DESCRIPTION OF THE TASK
Select, from the data, each line where "title" occurs.

★ ★ ★ ★ ★ ★ ★

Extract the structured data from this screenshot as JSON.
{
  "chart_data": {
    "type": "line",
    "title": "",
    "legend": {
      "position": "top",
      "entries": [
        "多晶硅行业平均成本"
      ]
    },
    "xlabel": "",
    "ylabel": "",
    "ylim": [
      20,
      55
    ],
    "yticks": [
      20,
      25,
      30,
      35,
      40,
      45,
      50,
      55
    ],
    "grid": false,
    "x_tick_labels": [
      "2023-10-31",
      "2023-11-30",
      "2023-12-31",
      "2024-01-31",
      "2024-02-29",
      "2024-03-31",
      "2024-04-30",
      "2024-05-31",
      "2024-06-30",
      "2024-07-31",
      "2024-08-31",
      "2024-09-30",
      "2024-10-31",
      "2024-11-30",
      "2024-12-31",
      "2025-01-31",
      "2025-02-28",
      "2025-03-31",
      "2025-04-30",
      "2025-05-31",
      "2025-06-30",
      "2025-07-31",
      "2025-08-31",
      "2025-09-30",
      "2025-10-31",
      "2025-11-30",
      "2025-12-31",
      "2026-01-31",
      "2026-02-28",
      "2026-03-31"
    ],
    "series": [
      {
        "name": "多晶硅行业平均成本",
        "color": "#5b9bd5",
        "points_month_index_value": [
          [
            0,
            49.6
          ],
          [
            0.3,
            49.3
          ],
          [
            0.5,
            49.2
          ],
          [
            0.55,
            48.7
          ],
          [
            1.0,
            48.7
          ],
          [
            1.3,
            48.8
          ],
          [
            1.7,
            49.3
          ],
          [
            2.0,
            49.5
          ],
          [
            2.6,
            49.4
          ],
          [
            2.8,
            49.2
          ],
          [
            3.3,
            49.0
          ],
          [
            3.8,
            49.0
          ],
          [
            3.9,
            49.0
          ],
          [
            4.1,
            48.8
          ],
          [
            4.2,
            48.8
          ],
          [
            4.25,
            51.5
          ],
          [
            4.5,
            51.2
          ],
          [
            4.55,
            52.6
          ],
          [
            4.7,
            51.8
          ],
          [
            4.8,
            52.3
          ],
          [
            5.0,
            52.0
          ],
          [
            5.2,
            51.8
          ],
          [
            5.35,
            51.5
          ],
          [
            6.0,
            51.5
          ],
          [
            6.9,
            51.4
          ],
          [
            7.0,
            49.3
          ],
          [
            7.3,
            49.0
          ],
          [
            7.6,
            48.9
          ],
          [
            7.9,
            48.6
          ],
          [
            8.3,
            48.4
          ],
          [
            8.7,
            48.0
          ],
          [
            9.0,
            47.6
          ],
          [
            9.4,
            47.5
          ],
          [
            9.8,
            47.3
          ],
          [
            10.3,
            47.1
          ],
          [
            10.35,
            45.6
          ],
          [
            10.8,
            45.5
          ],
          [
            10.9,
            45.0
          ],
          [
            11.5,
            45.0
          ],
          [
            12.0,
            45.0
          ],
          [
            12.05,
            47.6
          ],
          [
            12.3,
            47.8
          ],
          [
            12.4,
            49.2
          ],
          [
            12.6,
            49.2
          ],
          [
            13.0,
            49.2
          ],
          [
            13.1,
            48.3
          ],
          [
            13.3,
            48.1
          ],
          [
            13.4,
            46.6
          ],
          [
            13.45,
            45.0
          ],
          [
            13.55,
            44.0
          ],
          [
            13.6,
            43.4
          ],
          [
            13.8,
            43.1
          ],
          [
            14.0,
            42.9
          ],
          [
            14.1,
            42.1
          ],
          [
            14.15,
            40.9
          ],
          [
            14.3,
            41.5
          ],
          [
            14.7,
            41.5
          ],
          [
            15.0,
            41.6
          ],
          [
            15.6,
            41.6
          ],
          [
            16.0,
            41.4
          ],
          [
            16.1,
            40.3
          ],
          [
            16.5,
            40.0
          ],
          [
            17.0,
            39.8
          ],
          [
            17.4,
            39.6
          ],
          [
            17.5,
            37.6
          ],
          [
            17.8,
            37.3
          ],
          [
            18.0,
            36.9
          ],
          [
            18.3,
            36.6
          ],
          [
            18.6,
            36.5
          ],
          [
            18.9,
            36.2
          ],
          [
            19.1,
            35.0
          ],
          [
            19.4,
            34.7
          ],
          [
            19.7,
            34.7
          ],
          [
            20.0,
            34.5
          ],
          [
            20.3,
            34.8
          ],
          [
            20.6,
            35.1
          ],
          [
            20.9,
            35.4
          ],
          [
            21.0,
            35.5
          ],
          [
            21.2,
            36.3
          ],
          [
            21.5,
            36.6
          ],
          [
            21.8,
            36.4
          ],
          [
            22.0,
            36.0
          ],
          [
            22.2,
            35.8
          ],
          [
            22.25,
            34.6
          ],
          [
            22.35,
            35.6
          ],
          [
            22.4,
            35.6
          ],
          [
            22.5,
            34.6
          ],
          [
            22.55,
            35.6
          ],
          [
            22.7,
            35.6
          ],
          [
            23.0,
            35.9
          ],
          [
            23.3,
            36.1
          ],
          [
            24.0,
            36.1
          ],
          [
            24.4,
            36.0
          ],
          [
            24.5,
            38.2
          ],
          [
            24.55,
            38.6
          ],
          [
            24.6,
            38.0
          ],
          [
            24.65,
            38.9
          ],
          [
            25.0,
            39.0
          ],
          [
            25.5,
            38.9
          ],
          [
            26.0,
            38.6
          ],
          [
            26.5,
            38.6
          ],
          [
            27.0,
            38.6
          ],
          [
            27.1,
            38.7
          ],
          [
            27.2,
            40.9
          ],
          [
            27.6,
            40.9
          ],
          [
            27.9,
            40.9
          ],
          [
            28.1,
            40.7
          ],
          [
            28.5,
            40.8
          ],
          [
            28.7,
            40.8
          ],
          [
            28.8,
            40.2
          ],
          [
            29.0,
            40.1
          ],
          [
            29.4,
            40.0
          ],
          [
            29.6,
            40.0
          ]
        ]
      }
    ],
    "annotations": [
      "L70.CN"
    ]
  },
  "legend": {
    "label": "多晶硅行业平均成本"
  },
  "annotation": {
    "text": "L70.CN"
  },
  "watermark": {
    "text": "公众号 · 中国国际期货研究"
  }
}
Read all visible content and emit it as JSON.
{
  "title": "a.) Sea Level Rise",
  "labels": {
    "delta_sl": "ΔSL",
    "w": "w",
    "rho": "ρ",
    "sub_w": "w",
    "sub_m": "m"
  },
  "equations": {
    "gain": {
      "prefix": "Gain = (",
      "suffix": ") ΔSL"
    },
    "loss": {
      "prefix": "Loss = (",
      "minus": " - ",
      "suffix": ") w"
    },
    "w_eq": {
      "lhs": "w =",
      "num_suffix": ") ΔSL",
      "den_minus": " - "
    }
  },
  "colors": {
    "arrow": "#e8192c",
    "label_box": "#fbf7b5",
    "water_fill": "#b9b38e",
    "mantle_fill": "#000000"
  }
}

★ ★ ★ ★ ★ ★ ★

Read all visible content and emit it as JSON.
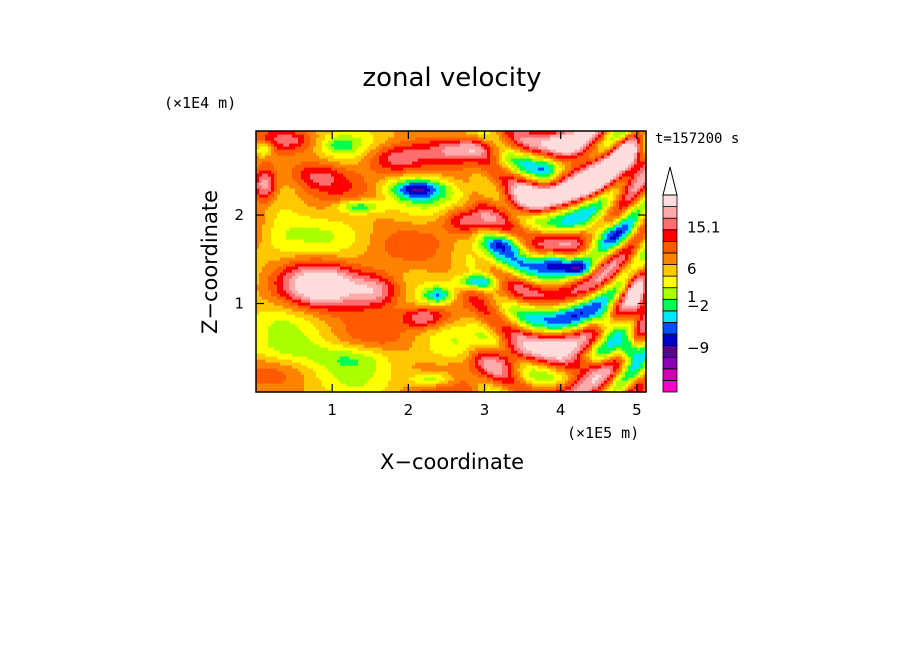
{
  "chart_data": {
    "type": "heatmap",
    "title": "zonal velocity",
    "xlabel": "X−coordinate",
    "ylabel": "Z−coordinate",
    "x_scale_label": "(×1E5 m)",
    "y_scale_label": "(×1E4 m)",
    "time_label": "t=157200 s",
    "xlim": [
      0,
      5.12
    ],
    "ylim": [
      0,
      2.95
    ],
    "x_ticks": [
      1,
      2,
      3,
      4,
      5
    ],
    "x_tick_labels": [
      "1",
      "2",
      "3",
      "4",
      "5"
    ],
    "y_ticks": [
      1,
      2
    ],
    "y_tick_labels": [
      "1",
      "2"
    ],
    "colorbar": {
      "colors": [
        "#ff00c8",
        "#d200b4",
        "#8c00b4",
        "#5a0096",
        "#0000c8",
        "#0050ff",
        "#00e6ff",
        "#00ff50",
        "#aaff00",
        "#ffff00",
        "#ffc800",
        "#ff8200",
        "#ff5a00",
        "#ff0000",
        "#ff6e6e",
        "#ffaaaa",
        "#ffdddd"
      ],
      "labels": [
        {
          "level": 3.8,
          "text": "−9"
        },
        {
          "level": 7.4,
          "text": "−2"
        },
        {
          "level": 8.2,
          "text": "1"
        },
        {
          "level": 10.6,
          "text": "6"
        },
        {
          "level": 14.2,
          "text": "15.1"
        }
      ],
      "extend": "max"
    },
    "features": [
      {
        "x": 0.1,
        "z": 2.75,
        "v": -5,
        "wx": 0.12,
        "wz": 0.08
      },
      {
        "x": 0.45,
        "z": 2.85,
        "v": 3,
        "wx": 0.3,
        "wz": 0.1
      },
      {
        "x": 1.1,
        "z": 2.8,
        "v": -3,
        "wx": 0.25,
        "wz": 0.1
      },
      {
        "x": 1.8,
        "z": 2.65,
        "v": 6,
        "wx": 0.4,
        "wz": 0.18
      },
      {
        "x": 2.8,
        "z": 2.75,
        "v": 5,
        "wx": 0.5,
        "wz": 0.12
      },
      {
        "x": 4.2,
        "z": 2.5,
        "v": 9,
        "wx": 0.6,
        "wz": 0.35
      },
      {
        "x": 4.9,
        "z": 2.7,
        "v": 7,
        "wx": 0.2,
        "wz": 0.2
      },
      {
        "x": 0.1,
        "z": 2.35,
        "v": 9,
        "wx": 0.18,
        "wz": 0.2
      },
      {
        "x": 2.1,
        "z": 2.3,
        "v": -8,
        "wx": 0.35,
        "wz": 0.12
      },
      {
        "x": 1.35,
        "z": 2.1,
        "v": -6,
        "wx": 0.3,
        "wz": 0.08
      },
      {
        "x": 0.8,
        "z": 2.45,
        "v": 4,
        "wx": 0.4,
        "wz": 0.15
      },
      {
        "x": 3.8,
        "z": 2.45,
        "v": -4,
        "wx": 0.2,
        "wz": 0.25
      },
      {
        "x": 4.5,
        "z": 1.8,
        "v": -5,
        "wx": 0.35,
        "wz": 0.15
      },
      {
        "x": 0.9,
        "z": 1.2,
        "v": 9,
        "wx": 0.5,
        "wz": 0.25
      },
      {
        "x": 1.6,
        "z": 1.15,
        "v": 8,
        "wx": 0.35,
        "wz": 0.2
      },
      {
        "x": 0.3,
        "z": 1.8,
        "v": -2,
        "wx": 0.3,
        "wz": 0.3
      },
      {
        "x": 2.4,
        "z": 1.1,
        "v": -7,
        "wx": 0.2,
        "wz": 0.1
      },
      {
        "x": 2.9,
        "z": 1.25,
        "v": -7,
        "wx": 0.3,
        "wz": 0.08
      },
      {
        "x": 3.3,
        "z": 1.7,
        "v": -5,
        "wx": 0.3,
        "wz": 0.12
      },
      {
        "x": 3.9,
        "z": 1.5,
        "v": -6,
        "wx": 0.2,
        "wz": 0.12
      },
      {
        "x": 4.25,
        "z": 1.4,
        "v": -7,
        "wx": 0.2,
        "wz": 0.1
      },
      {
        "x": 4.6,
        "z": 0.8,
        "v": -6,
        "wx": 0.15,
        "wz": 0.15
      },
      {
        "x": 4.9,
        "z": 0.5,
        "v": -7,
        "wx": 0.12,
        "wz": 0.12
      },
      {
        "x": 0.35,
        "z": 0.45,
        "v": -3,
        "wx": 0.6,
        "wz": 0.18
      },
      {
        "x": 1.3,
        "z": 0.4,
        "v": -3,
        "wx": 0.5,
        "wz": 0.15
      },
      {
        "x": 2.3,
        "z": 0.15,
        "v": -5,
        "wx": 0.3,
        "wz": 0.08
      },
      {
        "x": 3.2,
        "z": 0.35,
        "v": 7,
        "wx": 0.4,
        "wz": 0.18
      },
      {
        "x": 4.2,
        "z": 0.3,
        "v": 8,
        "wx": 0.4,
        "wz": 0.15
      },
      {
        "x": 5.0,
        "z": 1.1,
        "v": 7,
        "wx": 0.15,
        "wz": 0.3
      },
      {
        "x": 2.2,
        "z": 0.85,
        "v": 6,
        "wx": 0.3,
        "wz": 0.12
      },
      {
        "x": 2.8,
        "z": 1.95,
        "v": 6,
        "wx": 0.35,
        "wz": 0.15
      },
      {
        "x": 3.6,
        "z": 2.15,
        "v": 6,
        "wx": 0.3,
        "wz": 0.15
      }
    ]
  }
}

★ ★ ★ ★ ★ ★ ★

COMPLETE RESPONSE
    "title": "",
  "title": "a.) Sea Level Rise",
    "title": "zonal velocity",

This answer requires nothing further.